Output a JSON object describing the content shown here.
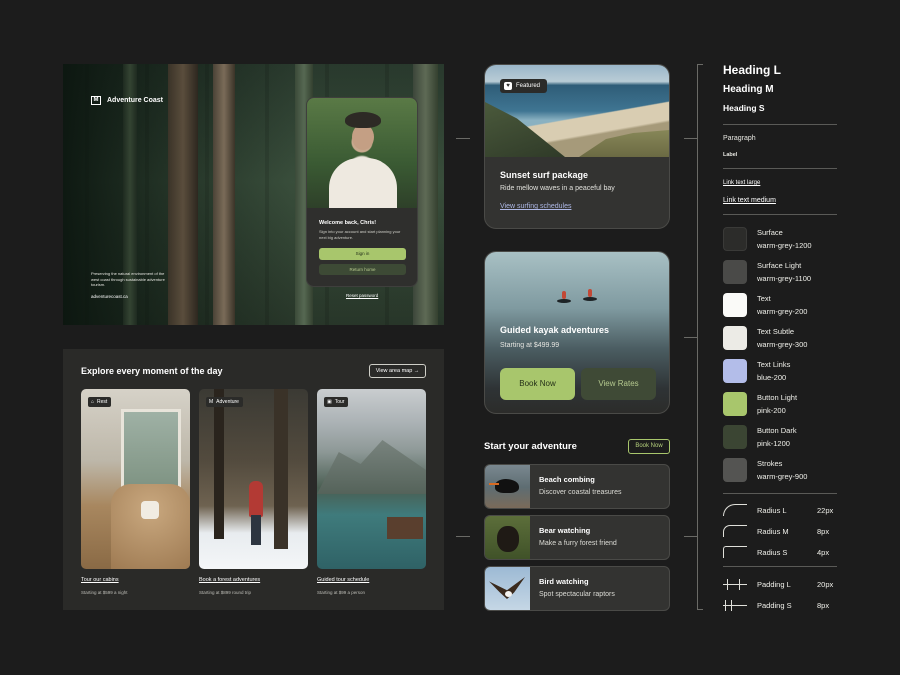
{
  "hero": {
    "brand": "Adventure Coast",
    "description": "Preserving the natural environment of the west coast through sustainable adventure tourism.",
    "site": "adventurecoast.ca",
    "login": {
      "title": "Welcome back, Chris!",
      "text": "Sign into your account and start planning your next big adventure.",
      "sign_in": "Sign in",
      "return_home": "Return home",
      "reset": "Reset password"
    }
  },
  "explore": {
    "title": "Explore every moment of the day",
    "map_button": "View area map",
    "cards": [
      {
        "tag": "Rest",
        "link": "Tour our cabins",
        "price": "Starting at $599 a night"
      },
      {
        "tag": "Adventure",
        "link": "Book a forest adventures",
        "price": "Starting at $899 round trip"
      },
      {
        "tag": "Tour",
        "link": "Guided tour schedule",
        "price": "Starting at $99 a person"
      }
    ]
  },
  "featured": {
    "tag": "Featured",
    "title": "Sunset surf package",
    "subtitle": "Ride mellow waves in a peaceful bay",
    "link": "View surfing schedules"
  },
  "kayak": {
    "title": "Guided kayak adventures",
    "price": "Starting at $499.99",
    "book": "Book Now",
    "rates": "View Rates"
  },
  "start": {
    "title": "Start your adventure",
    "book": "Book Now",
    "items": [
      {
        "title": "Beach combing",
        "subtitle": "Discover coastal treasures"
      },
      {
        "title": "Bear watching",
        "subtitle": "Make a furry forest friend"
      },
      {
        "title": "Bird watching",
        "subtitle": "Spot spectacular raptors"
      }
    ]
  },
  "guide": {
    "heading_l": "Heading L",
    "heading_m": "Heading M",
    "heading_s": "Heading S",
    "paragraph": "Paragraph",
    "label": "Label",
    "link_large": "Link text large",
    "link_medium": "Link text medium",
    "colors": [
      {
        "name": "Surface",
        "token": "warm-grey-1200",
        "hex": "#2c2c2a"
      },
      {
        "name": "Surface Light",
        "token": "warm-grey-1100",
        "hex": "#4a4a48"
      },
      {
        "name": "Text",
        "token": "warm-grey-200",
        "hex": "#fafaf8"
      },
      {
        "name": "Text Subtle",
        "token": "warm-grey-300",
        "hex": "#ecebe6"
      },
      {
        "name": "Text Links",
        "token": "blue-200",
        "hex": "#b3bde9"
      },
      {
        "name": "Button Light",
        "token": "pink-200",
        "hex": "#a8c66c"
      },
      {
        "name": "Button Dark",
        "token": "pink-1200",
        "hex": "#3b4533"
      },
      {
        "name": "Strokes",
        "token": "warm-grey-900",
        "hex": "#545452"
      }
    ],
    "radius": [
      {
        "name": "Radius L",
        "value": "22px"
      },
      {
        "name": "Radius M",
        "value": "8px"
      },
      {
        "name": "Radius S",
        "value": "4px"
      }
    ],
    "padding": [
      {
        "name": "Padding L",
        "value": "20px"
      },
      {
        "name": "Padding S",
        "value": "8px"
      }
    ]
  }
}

...

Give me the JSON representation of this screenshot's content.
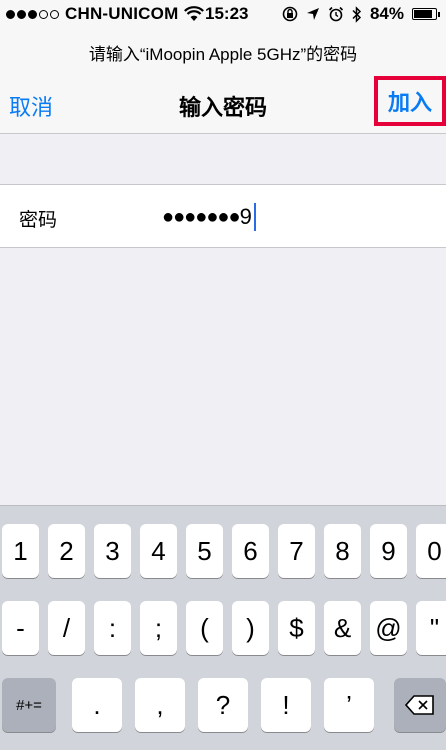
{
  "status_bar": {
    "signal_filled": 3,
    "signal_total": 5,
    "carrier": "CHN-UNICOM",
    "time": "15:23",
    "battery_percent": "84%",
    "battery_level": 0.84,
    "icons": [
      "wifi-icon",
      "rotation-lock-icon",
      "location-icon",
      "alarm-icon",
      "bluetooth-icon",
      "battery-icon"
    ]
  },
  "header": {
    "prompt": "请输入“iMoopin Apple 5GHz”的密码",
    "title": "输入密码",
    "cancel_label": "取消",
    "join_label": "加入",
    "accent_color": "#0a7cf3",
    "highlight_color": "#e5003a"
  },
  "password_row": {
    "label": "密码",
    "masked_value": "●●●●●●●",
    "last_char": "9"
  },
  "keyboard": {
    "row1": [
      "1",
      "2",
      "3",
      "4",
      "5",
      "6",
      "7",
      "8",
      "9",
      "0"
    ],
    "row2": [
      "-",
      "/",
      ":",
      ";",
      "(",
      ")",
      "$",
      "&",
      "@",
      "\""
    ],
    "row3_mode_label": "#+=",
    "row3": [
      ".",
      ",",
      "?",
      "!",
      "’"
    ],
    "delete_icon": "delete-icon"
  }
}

---

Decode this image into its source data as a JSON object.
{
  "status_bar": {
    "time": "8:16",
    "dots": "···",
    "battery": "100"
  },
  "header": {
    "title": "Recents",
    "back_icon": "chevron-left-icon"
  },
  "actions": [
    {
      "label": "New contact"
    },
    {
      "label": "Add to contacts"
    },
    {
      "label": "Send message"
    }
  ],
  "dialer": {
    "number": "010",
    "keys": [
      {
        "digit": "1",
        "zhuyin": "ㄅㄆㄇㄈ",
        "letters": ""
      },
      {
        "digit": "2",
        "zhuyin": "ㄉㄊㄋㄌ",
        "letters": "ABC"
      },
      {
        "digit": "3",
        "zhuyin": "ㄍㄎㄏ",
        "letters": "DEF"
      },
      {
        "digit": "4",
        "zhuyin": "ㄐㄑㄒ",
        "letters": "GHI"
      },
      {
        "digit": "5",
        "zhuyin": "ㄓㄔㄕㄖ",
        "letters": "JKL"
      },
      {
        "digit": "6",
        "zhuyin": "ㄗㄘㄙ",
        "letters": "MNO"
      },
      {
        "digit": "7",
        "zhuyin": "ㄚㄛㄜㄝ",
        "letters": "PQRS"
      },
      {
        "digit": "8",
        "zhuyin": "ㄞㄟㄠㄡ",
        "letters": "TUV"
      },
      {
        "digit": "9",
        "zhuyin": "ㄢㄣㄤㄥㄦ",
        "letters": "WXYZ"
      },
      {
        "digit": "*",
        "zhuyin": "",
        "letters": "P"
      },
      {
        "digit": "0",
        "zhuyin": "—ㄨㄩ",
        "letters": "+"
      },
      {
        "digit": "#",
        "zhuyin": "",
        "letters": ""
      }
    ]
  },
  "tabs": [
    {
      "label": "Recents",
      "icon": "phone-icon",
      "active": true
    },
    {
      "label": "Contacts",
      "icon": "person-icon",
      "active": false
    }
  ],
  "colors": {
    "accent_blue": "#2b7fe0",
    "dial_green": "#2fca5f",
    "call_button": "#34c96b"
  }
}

- Given exercise -
Where a line of the data holds "your", show that line.

- Solution to this task -
      "text": "Sign into your account and start planning your next big adventure.",
    "title": "Start your adventure",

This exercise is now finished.